→ WHAT YOU ARE ASKED TO DO
Pick out each line with the word "close" from the material that follows.

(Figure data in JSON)
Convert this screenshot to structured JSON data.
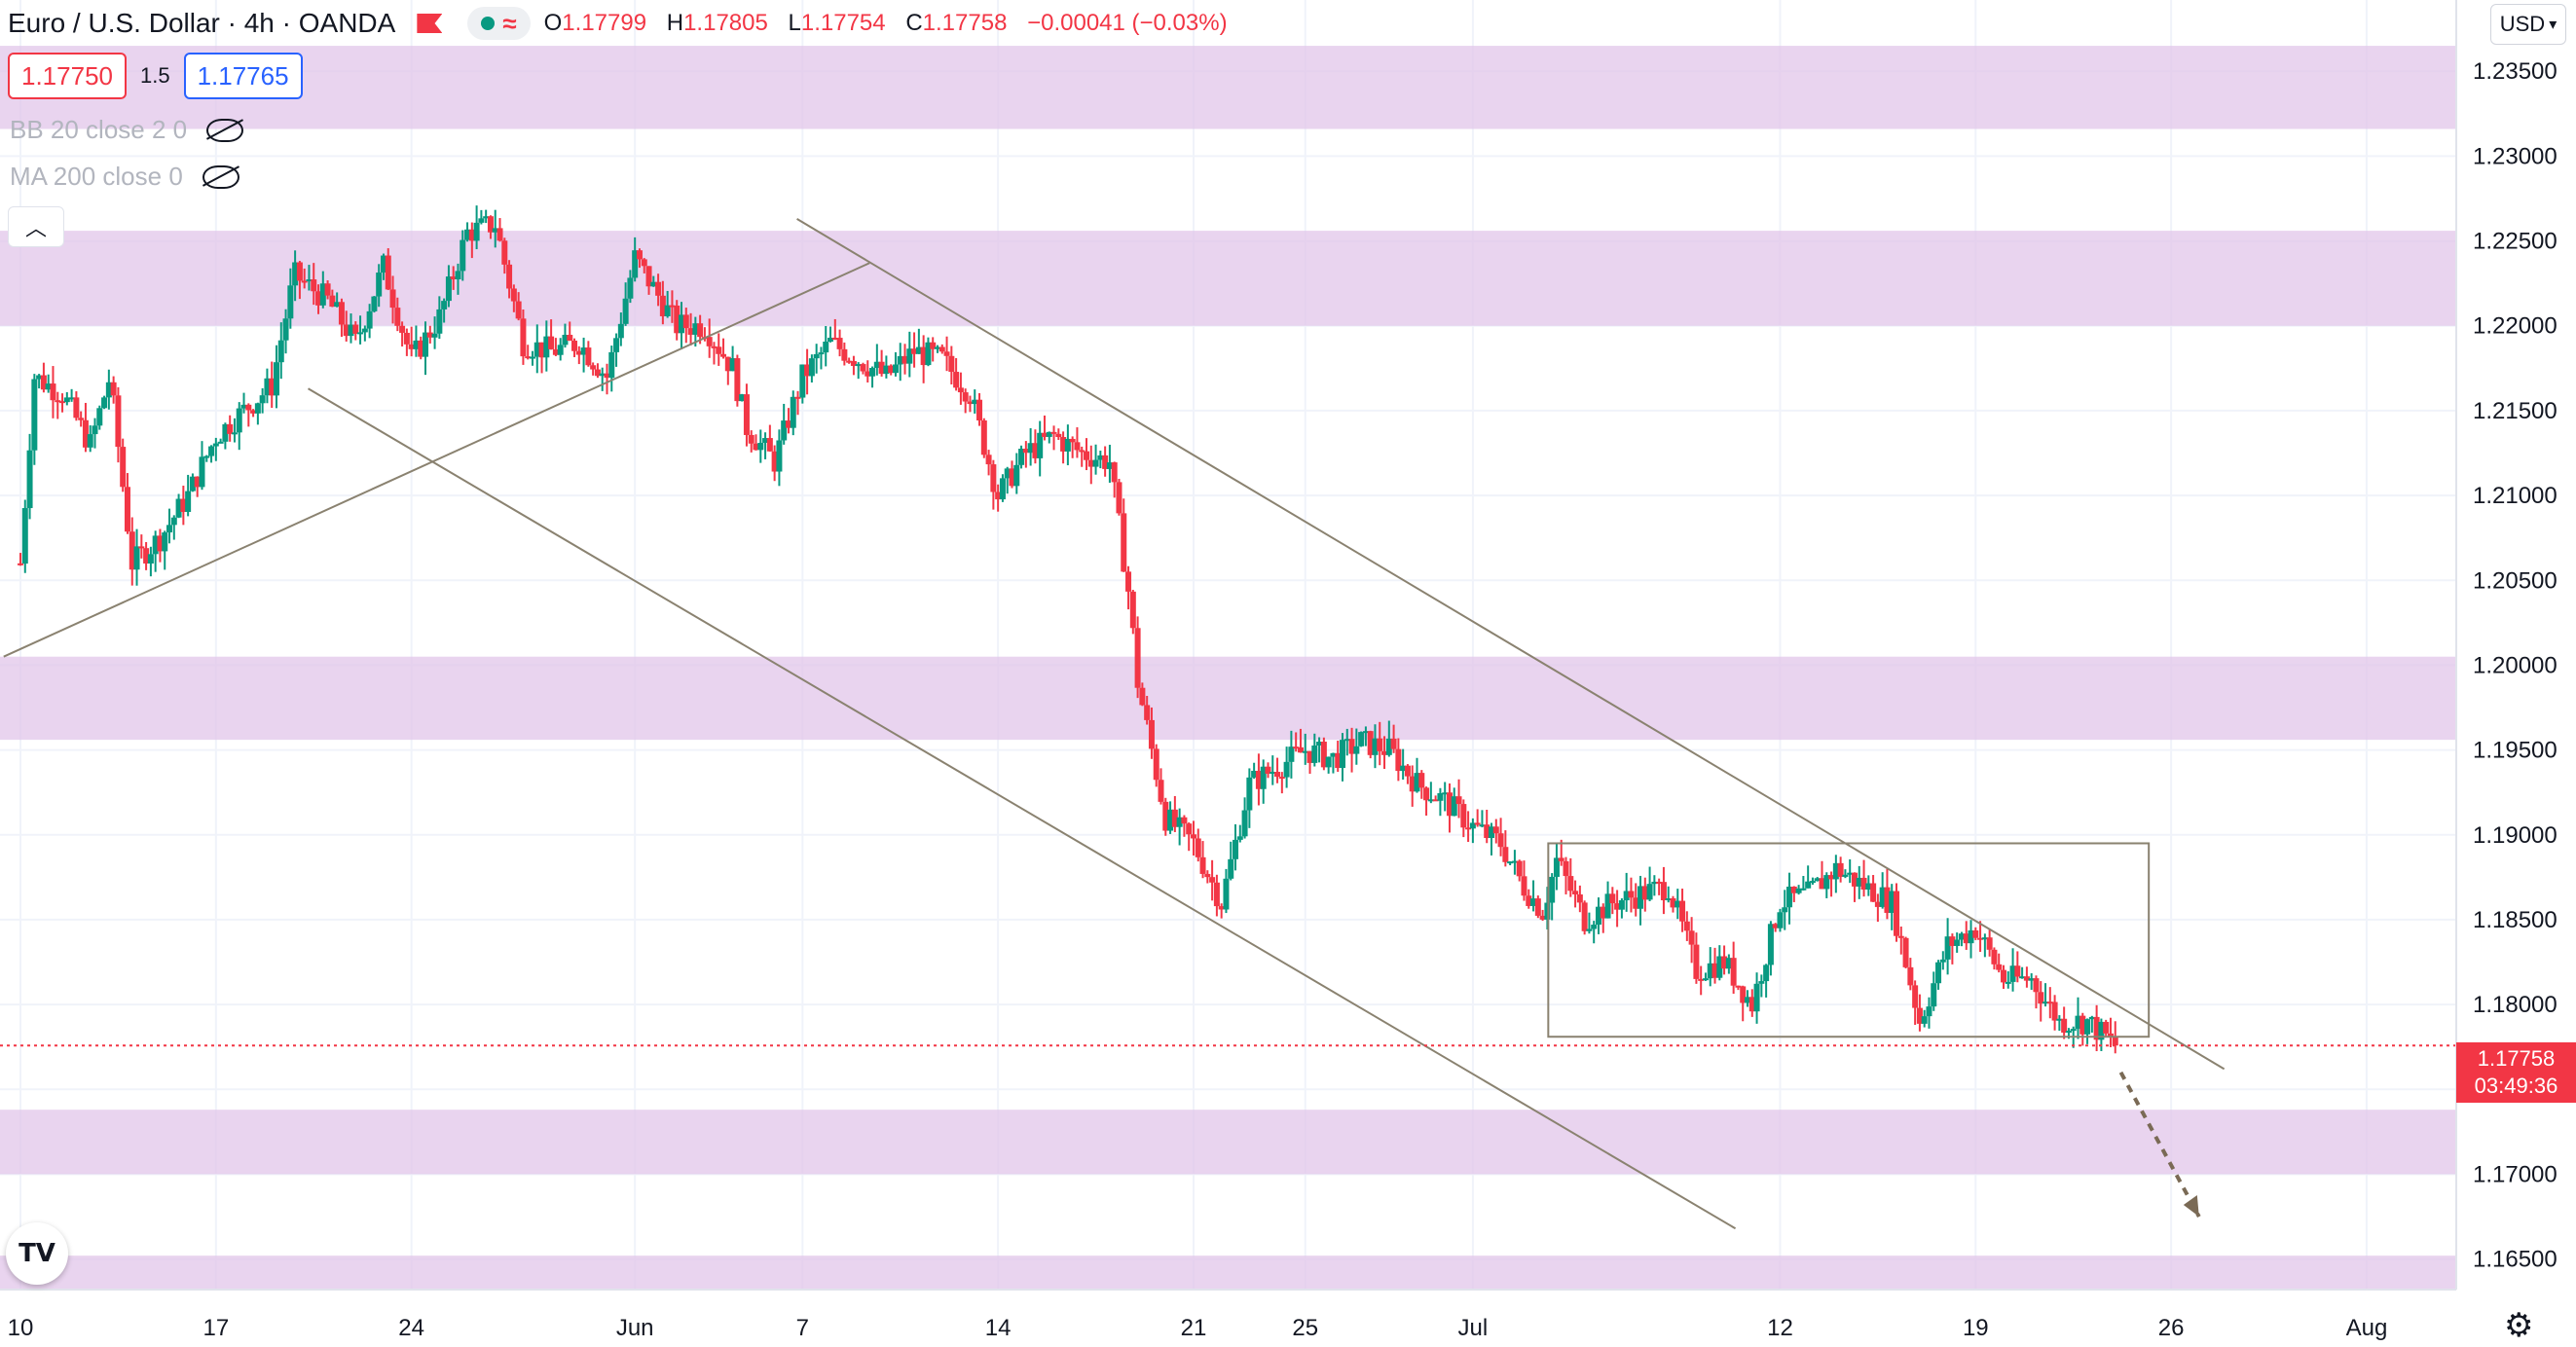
{
  "header": {
    "symbol": "Euro / U.S. Dollar · 4h · OANDA",
    "ohlc": {
      "o_label": "O",
      "o": "1.17799",
      "h_label": "H",
      "h": "1.17805",
      "l_label": "L",
      "l": "1.17754",
      "c_label": "C",
      "c": "1.17758",
      "change": "−0.00041 (−0.03%)"
    },
    "wave_icon": "≈"
  },
  "quote": {
    "bid": "1.17750",
    "spread": "1.5",
    "ask": "1.17765"
  },
  "indicators": [
    {
      "label": "BB 20 close 2 0"
    },
    {
      "label": "MA 200 close 0"
    }
  ],
  "currency_button": "USD",
  "current_price": {
    "value": "1.17758",
    "countdown": "03:49:36"
  },
  "colors": {
    "up": "#089981",
    "down": "#f23645",
    "zone": "#e1c6e9",
    "line": "#8a8270"
  },
  "chart_data": {
    "type": "candlestick",
    "y_ticks": [
      "1.23500",
      "1.23000",
      "1.22500",
      "1.22000",
      "1.21500",
      "1.21000",
      "1.20500",
      "1.20000",
      "1.19500",
      "1.19000",
      "1.18500",
      "1.18000",
      "1.17500",
      "1.17000",
      "1.16500"
    ],
    "y_range": [
      1.1632,
      1.2392
    ],
    "x_ticks": [
      {
        "label": "10",
        "day": 0
      },
      {
        "label": "17",
        "day": 7
      },
      {
        "label": "24",
        "day": 14
      },
      {
        "label": "Jun",
        "day": 22
      },
      {
        "label": "7",
        "day": 28
      },
      {
        "label": "14",
        "day": 35
      },
      {
        "label": "21",
        "day": 42
      },
      {
        "label": "25",
        "day": 46
      },
      {
        "label": "Jul",
        "day": 52
      },
      {
        "label": "12",
        "day": 63
      },
      {
        "label": "19",
        "day": 70
      },
      {
        "label": "26",
        "day": 77
      },
      {
        "label": "Aug",
        "day": 84
      }
    ],
    "zones": [
      [
        1.2316,
        1.2365
      ],
      [
        1.22,
        1.2256
      ],
      [
        1.1956,
        1.2005
      ],
      [
        1.17,
        1.1738
      ],
      [
        1.1632,
        1.1652
      ]
    ],
    "trendlines": [
      {
        "from": [
          -0.6,
          1.2005
        ],
        "to": [
          30.4,
          1.2237
        ]
      },
      {
        "from": [
          27.8,
          1.2263
        ],
        "to": [
          78.9,
          1.1762
        ]
      },
      {
        "from": [
          10.3,
          1.2163
        ],
        "to": [
          61.4,
          1.1668
        ]
      }
    ],
    "range_box": {
      "day_start": 54.7,
      "day_end": 76.2,
      "top": 1.1895,
      "bottom": 1.1781
    },
    "projection": {
      "from": [
        75.2,
        1.176
      ],
      "to": [
        78.0,
        1.1675
      ]
    },
    "current_price": 1.17758,
    "anchors": [
      [
        0,
        1.206
      ],
      [
        0.5,
        1.217
      ],
      [
        1.5,
        1.216
      ],
      [
        2.5,
        1.213
      ],
      [
        3.2,
        1.217
      ],
      [
        4,
        1.206
      ],
      [
        5,
        1.2075
      ],
      [
        6,
        1.21
      ],
      [
        7,
        1.2135
      ],
      [
        8,
        1.215
      ],
      [
        9,
        1.2165
      ],
      [
        9.8,
        1.223
      ],
      [
        11,
        1.2215
      ],
      [
        12,
        1.219
      ],
      [
        13,
        1.2235
      ],
      [
        14,
        1.218
      ],
      [
        15,
        1.2205
      ],
      [
        16,
        1.2255
      ],
      [
        17,
        1.226
      ],
      [
        18,
        1.219
      ],
      [
        19,
        1.2185
      ],
      [
        20,
        1.219
      ],
      [
        21,
        1.217
      ],
      [
        22,
        1.224
      ],
      [
        23.5,
        1.22
      ],
      [
        24.5,
        1.22
      ],
      [
        25.5,
        1.2175
      ],
      [
        26,
        1.214
      ],
      [
        27,
        1.212
      ],
      [
        28,
        1.217
      ],
      [
        29,
        1.219
      ],
      [
        30,
        1.218
      ],
      [
        31,
        1.217
      ],
      [
        32,
        1.2185
      ],
      [
        33,
        1.218
      ],
      [
        34,
        1.216
      ],
      [
        35,
        1.21
      ],
      [
        36,
        1.2125
      ],
      [
        37,
        1.2135
      ],
      [
        38,
        1.2125
      ],
      [
        39,
        1.212
      ],
      [
        39.7,
        1.204
      ],
      [
        40,
        1.199
      ],
      [
        40.5,
        1.195
      ],
      [
        41,
        1.191
      ],
      [
        42,
        1.1895
      ],
      [
        43,
        1.186
      ],
      [
        44,
        1.193
      ],
      [
        45,
        1.194
      ],
      [
        46,
        1.195
      ],
      [
        47,
        1.1945
      ],
      [
        48,
        1.1955
      ],
      [
        49,
        1.195
      ],
      [
        50,
        1.193
      ],
      [
        51,
        1.192
      ],
      [
        52,
        1.1905
      ],
      [
        53,
        1.1895
      ],
      [
        53.8,
        1.187
      ],
      [
        54.5,
        1.1855
      ],
      [
        55,
        1.1885
      ],
      [
        56,
        1.185
      ],
      [
        57,
        1.186
      ],
      [
        58,
        1.1865
      ],
      [
        59,
        1.187
      ],
      [
        60,
        1.182
      ],
      [
        61,
        1.1825
      ],
      [
        62,
        1.18
      ],
      [
        63,
        1.186
      ],
      [
        64,
        1.1865
      ],
      [
        65,
        1.188
      ],
      [
        66,
        1.187
      ],
      [
        67,
        1.186
      ],
      [
        68,
        1.179
      ],
      [
        69,
        1.1835
      ],
      [
        70,
        1.1845
      ],
      [
        71,
        1.1815
      ],
      [
        72,
        1.1815
      ],
      [
        73,
        1.179
      ],
      [
        74,
        1.179
      ],
      [
        75,
        1.1776
      ]
    ]
  }
}
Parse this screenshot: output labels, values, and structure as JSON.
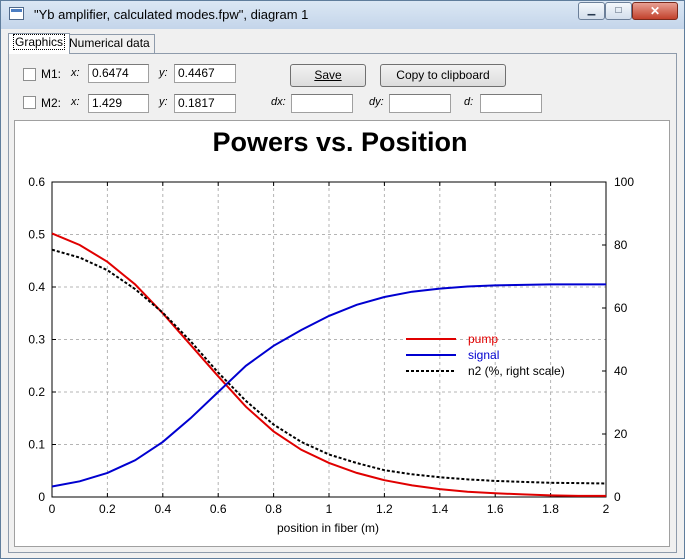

→ EXERCISE RESULT
      "label": "BB 20 close 2 0"
      "label": "MA 200 close 0"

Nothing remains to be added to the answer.